## Stated exercise
Transcribe all the entries word for word, but omit the images.

## Exercise data
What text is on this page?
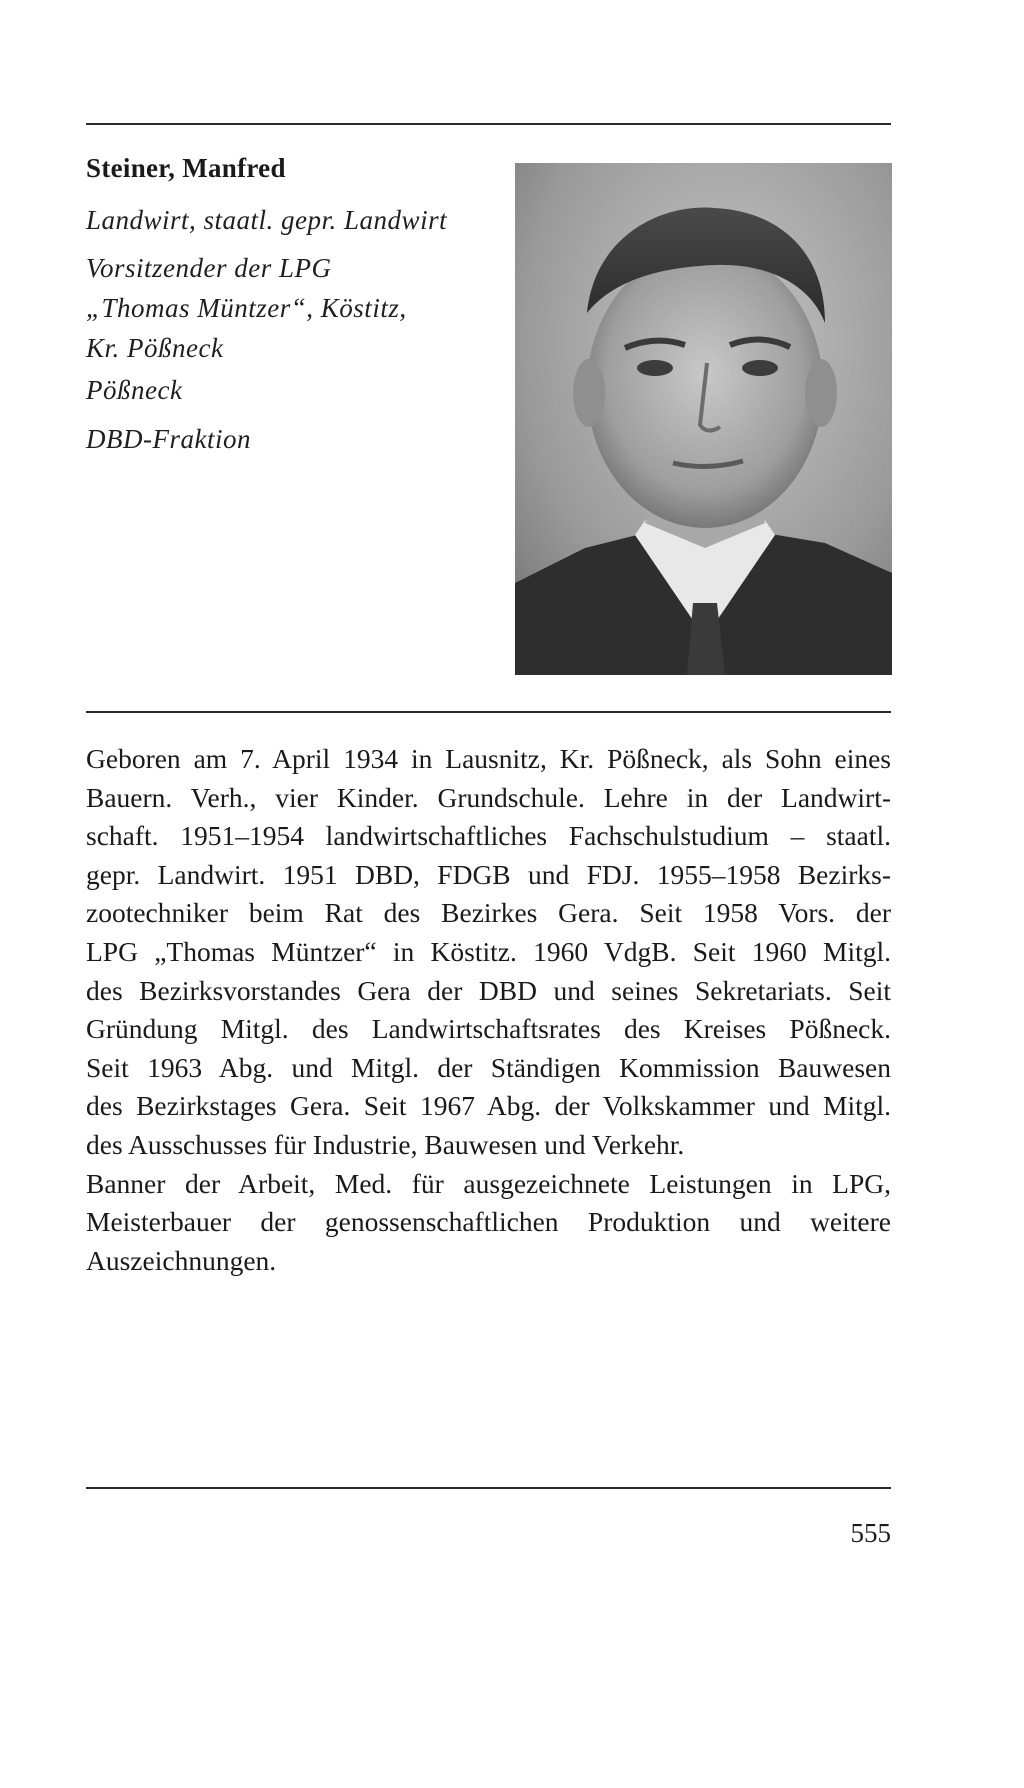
Steiner, Manfred
Landwirt, staatl. gepr. Landwirt
Vorsitzender der LPG
„Thomas Müntzer“, Köstitz,
Kr. Pößneck
Pößneck
DBD-Fraktion
Geboren am 7. April 1934 in Lausnitz, Kr. Pößneck, als Sohn eines
Bauern. Verh., vier Kinder. Grundschule. Lehre in der Landwirt-
schaft. 1951–1954 landwirtschaftliches Fachschulstudium – staatl.
gepr. Landwirt. 1951 DBD, FDGB und FDJ. 1955–1958 Bezirks-
zootechniker beim Rat des Bezirkes Gera. Seit 1958 Vors. der
LPG „Thomas Müntzer“ in Köstitz. 1960 VdgB. Seit 1960 Mitgl.
des Bezirksvorstandes Gera der DBD und seines Sekretariats. Seit
Gründung Mitgl. des Landwirtschaftsrates des Kreises Pößneck.
Seit 1963 Abg. und Mitgl. der Ständigen Kommission Bauwesen
des Bezirkstages Gera. Seit 1967 Abg. der Volkskammer und Mitgl.
des Ausschusses für Industrie, Bauwesen und Verkehr.
Banner der Arbeit, Med. für ausgezeichnete Leistungen in LPG,
Meisterbauer der genossenschaftlichen Produktion und weitere
Auszeichnungen.
555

## Problem solution
What text is on this page?
Steiner, Manfred
Landwirt, staatl. gepr. Landwirt
Vorsitzender der LPG
„Thomas Müntzer“, Köstitz,
Kr. Pößneck
Pößneck
DBD-Fraktion
Geboren am 7. April 1934 in Lausnitz, Kr. Pößneck, als Sohn eines
Bauern. Verh., vier Kinder. Grundschule. Lehre in der Landwirt-
schaft. 1951–1954 landwirtschaftliches Fachschulstudium – staatl.
gepr. Landwirt. 1951 DBD, FDGB und FDJ. 1955–1958 Bezirks-
zootechniker beim Rat des Bezirkes Gera. Seit 1958 Vors. der
LPG „Thomas Müntzer“ in Köstitz. 1960 VdgB. Seit 1960 Mitgl.
des Bezirksvorstandes Gera der DBD und seines Sekretariats. Seit
Gründung Mitgl. des Landwirtschaftsrates des Kreises Pößneck.
Seit 1963 Abg. und Mitgl. der Ständigen Kommission Bauwesen
des Bezirkstages Gera. Seit 1967 Abg. der Volkskammer und Mitgl.
des Ausschusses für Industrie, Bauwesen und Verkehr.
Banner der Arbeit, Med. für ausgezeichnete Leistungen in LPG,
Meisterbauer der genossenschaftlichen Produktion und weitere
Auszeichnungen.
555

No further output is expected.